• [DATASET]:
..............................
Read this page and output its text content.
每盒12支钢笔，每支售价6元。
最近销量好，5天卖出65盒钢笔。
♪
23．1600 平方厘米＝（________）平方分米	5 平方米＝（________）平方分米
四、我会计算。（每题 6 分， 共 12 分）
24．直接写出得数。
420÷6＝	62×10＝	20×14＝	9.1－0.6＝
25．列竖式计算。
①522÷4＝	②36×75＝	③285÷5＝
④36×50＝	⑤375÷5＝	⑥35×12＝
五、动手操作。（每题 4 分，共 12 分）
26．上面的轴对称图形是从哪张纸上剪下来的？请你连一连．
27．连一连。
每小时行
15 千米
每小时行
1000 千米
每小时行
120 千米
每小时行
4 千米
..............................
• [WHAT IS EXPECTED]:
Quote every line of the data, word for word.

• [TASK RESPONSE]:
Read this page and output its text content.
每盒12支钢笔，每支售价6元。
最近销量好，5天卖出65盒钢笔。
♪
23．1600 平方厘米＝（________）平方分米	5 平方米＝（________）平方分米
四、我会计算。（每题 6 分， 共 12 分）
24．直接写出得数。
420÷6＝	62×10＝	20×14＝	9.1－0.6＝
25．列竖式计算。
①522÷4＝	②36×75＝	③285÷5＝
④36×50＝	⑤375÷5＝	⑥35×12＝
五、动手操作。（每题 4 分，共 12 分）
26．上面的轴对称图形是从哪张纸上剪下来的？请你连一连．
27．连一连。
每小时行
15 千米
每小时行
1000 千米
每小时行
120 千米
每小时行
4 千米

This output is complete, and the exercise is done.